552 views 6 replies 4 participants last post by  Firefury  
#1 ·
At our old house, we had Home Assistant set up to control the heating. The set up was using a zigbee relay for simple bang-bang control, using the Versatile Thermostat integration to control it.

Having now moved house, the new house already had a (terrible, very broken) Tado smart thermostat, which I need to rip out. So the plan is to again use HA to control the heating. This time, however, the boiler us a Worcester Greenstar 38cdi, which has an EMS bus, so can be modulated instead of a simple bang-bang control. I have bought an EMS <-> MQTT gateway (Running EMS-ESP firmware), through which I can successfully control the boiler.

I'm a bit confused about the boiler wiring, so wonder if anyone here has any insight/experience. Worcester do their own "FX/Sense" EMS-bus thermostat, which I'm not using, but its' installation manual is a good place to start. The boiler's Ln and Ls terminals are currently wired to the Tado controller for simple bang-bang control, and as far as I can tell these should be bridged together, which puts the boiler into heating mode by default, which can then be controlled through the EMS bus.

The sticking point is: if a the EMS gateway goes down, I don't particularly want the boiler to be stuck in its default heating mode. The boiler's service manual says that if it loses communication with the thermostat, it will stop with error A8, but no where in any of the installation manuals I actually see any step to tell the boiler that it is connected to a thermostat and that it should therefore stop with an error if it can't see the thermostat.

So am I missing something?
 
#2 ·
Can the boiler work out whether it is connected to a controller over the EMS bus automatically, so there doesn't need to be a separate configuration step?

Could you have HA controlling a relay that can operate the boiler in on/off mode so normally it's just on so it will use the EMS link but if the EMS link does stop working you can still control it that way as a backup?

We have a Tado; I always intended to add a Shelly between Tado and boiler so I could override it if the Tado stopped working for any reason, but never quite got round to it...
 
#6 ·
Well, I don't know. But there's pretty much nothing anyone can do to convince me that having your heating totally dependent on the internet and someone else's server working is a sane idea. And some searching of the Tado forums turns up far too many people saying things like "I've been without heating for a week so far in the middle of winter and Tado won't reply to my emails".

When we moved into this house, the heating was all set up with Tado, but (since we had just moved in) we were without internet for a week, which meant that we couldn't turn the heating on. Once our internet was installed, I tried to get the Tado system working, but just couldn't get it to work properly: the app would say that the heating is running because the set point is 19° and the room temperature is 15°, which seems fine, except the boiler wasn't running and the thermostat itself said "off". Despite lots of button pushing, I could not get the thermostat do do anything other than say "off". Eventually I decided to factory reset the thermostat and re-pair it, except it won't pair with the gateway. There is no kind of log that might tell you why it won't pair, it just says nope.

• Brief 1: In the forum thread about boiler control, why can the boiler in the new house be modulated instead of run with simple bang-bang control?

• Materials provided:
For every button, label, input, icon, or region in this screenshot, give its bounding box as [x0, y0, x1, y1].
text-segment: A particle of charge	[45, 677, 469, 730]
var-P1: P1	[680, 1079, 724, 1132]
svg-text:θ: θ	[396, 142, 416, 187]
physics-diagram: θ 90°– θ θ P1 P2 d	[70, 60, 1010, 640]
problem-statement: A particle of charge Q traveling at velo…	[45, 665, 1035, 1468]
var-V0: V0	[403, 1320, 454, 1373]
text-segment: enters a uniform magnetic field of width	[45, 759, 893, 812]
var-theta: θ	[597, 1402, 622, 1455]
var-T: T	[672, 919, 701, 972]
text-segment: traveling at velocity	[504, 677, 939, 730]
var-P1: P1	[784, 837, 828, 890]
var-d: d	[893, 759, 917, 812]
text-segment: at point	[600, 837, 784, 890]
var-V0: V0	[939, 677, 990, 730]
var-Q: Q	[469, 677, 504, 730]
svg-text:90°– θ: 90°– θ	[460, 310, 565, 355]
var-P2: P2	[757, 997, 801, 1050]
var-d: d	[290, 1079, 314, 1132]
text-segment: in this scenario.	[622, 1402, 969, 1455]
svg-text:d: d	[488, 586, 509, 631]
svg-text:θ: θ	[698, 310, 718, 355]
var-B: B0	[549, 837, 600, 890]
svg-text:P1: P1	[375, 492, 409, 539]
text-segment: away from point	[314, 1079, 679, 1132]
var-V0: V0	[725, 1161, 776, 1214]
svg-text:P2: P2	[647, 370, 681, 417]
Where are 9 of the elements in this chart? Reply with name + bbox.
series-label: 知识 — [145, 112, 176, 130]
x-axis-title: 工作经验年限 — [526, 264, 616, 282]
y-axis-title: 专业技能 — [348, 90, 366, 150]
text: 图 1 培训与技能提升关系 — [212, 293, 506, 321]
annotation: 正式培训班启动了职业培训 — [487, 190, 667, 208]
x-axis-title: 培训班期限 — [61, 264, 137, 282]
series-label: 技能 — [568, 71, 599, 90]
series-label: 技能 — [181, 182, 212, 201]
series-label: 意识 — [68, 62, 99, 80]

• Brief 2: Write out the entries again, from their first line through the line that contains "142, 416, 187]", inclusive.

• Exercise result 1: The new house's boiler, a Worcester Greenstar 38cdi, has an EMS bus, so it can be modulated instead of relying on simple bang-bang control.

• Exercise result 2:
For every button, label, input, icon, or region in this screenshot, give its bounding box as [x0, y0, x1, y1].
text-segment: A particle of charge	[45, 677, 469, 730]
var-P1: P1	[680, 1079, 724, 1132]
svg-text:θ: θ	[396, 142, 416, 187]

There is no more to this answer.